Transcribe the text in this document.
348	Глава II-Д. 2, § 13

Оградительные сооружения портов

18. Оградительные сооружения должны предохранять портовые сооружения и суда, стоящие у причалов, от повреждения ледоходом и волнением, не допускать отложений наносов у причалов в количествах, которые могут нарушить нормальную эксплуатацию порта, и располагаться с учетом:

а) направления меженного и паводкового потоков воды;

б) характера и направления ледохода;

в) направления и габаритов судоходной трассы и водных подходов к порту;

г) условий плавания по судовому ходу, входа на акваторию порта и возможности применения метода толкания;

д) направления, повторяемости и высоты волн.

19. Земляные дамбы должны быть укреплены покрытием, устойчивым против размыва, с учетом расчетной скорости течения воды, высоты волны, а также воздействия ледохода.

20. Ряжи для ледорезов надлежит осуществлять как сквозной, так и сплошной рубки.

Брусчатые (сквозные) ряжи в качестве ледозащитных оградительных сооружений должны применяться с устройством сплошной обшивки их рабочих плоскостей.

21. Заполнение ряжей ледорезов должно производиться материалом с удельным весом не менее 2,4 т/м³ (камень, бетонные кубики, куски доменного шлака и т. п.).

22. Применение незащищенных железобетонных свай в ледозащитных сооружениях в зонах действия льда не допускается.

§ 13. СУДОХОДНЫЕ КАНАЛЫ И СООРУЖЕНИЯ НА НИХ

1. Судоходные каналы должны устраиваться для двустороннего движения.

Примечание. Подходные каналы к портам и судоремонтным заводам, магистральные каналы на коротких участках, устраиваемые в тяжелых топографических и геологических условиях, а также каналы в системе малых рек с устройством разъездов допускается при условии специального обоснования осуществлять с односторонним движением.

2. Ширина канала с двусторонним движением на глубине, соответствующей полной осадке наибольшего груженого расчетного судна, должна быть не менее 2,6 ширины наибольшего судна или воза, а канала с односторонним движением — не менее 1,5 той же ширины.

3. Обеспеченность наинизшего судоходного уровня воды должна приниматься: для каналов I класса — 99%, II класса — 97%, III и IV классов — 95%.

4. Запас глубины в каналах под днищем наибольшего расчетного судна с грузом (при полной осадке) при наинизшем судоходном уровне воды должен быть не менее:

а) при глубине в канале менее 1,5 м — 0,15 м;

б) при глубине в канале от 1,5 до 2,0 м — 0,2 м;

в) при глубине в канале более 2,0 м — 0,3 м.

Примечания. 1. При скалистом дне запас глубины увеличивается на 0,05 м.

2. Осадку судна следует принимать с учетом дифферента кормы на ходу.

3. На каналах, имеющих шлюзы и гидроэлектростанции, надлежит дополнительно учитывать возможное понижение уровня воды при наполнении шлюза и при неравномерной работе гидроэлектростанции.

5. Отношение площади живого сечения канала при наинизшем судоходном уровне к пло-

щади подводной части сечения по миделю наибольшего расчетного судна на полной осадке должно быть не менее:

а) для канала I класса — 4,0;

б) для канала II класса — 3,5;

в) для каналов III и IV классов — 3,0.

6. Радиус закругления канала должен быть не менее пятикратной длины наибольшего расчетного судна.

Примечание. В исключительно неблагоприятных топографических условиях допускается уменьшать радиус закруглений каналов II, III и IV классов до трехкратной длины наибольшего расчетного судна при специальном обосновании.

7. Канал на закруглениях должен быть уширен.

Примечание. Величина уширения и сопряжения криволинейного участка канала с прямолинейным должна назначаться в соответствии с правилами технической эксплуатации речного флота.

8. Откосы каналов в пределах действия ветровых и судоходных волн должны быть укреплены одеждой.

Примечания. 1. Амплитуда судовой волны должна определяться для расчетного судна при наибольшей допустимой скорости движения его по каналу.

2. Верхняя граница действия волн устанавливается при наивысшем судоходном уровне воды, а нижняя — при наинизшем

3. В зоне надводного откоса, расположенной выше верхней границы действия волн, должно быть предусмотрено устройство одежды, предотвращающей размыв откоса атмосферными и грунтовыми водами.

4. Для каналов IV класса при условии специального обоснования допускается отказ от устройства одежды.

------------------------------------

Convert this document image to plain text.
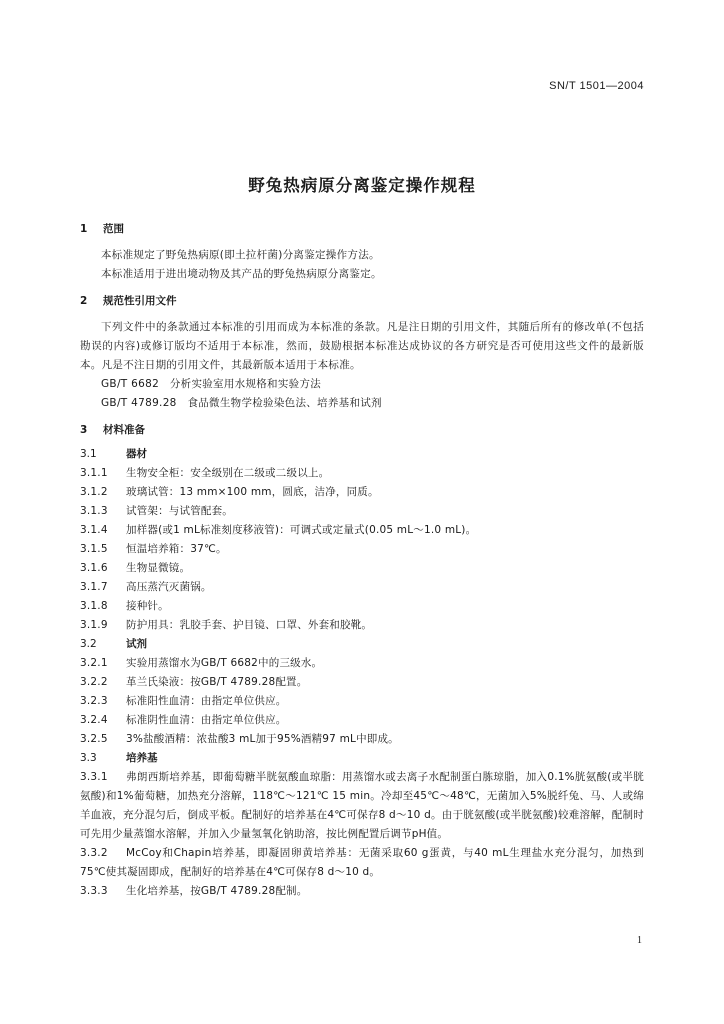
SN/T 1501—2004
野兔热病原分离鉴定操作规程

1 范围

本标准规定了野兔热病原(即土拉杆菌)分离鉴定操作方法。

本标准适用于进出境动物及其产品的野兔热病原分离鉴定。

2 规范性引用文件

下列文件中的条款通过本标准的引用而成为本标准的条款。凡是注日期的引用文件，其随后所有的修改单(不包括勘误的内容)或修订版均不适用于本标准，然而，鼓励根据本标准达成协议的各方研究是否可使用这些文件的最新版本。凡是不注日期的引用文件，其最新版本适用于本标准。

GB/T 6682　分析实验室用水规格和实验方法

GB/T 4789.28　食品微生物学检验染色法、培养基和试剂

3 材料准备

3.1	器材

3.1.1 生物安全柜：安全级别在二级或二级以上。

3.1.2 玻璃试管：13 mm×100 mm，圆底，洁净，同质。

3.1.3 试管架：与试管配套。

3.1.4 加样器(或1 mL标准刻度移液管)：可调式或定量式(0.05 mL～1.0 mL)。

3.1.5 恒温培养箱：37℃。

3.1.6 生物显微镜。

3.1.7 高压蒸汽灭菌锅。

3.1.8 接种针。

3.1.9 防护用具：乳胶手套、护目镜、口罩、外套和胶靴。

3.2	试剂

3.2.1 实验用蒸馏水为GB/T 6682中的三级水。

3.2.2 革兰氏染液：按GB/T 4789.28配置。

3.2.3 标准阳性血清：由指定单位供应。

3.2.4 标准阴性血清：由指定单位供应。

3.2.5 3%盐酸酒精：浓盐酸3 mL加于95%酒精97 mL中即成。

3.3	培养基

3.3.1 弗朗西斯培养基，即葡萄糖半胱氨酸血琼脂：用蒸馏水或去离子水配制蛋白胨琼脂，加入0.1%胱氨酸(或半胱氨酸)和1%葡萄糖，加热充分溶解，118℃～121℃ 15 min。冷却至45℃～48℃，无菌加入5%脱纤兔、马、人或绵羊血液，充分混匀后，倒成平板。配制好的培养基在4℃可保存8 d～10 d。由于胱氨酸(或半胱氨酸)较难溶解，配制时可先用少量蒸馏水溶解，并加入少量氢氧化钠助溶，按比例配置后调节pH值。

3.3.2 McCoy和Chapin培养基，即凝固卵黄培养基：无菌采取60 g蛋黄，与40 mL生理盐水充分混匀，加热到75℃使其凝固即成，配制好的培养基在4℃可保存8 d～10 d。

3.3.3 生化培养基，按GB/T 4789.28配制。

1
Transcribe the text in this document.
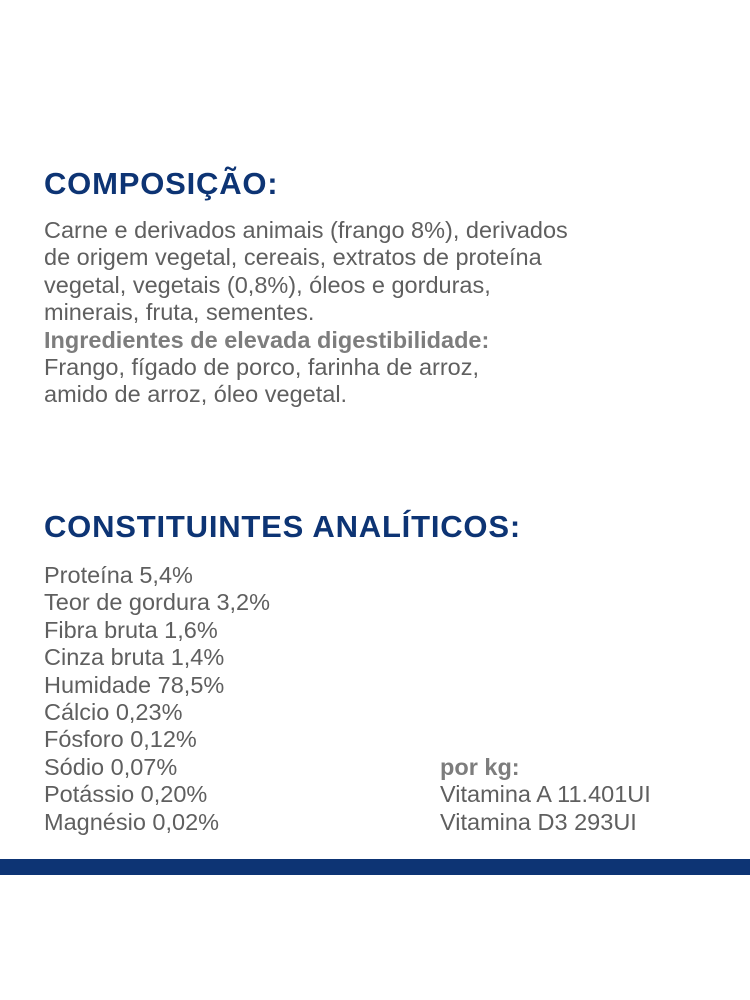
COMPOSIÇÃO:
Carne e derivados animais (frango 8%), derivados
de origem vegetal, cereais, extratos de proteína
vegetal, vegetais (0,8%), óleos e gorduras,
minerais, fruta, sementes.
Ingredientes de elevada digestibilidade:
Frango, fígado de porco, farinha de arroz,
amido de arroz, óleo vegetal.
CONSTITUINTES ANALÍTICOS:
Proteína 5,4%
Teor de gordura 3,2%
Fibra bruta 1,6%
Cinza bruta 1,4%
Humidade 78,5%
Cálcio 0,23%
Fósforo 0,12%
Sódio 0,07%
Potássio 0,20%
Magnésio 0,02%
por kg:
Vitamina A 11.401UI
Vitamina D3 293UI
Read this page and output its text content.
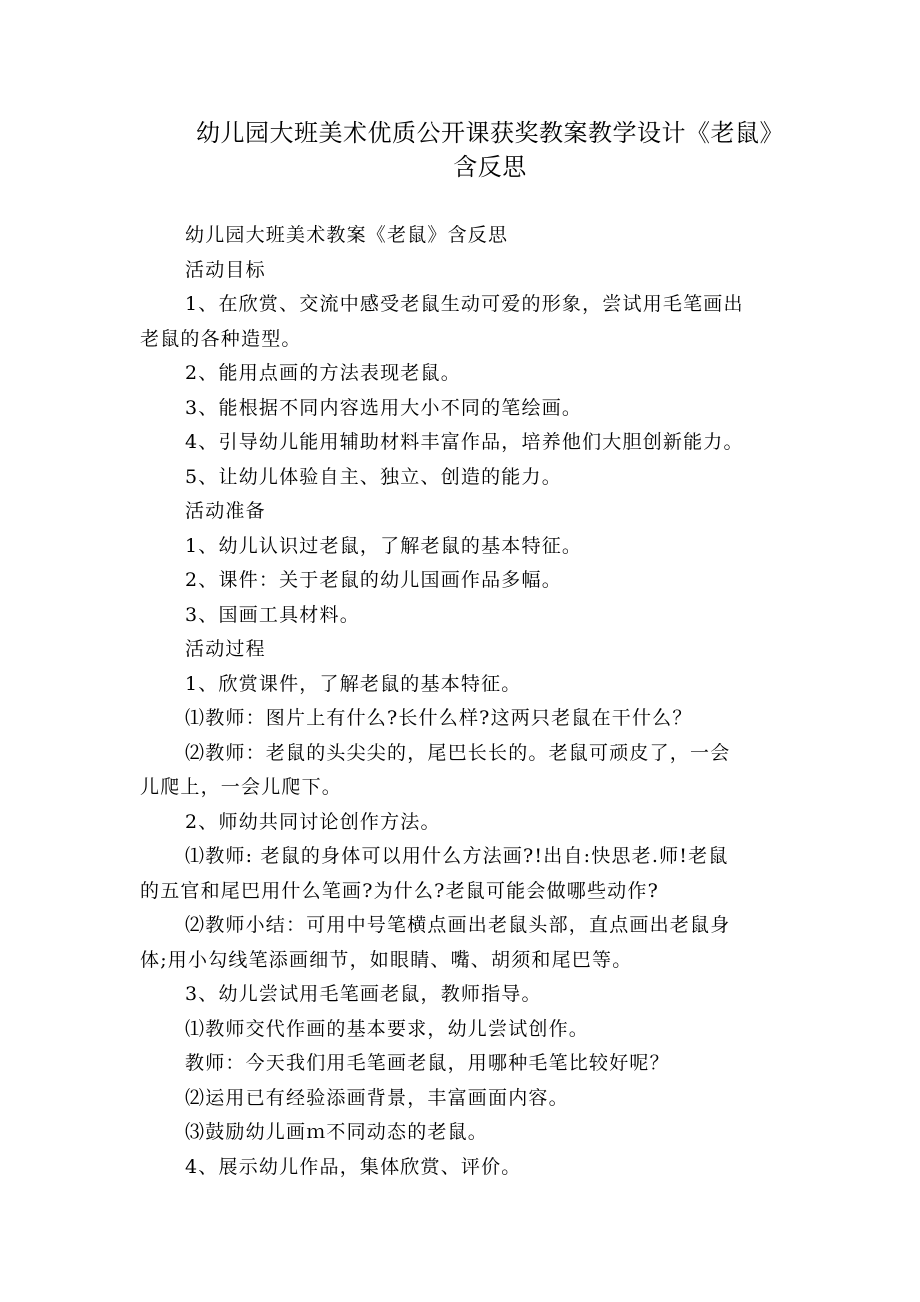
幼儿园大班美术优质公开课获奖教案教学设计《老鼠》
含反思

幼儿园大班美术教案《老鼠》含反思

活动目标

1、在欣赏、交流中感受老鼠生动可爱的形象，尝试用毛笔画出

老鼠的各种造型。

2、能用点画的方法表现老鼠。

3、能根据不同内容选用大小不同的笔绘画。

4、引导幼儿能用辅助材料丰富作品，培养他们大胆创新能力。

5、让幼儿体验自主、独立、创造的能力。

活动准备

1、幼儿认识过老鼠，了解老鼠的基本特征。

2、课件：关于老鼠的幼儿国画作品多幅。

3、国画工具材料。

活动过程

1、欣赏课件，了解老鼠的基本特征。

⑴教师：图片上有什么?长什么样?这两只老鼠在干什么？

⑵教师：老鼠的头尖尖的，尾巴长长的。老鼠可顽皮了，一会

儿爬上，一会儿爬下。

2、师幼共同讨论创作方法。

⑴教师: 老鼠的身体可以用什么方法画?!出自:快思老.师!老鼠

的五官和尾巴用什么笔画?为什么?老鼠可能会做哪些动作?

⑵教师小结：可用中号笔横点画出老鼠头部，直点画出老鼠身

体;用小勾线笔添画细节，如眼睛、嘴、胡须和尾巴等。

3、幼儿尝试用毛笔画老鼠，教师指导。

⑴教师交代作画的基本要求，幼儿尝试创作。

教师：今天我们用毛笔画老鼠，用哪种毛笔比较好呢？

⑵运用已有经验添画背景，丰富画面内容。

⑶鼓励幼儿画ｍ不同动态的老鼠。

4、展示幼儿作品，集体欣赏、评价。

------------------------------------

Exercise directions >> Using the records above, copy each line that contains "了解老鼠的基本特征".

Solution for this task >>
1、幼儿认识过老鼠，了解老鼠的基本特征。
1、欣赏课件，了解老鼠的基本特征。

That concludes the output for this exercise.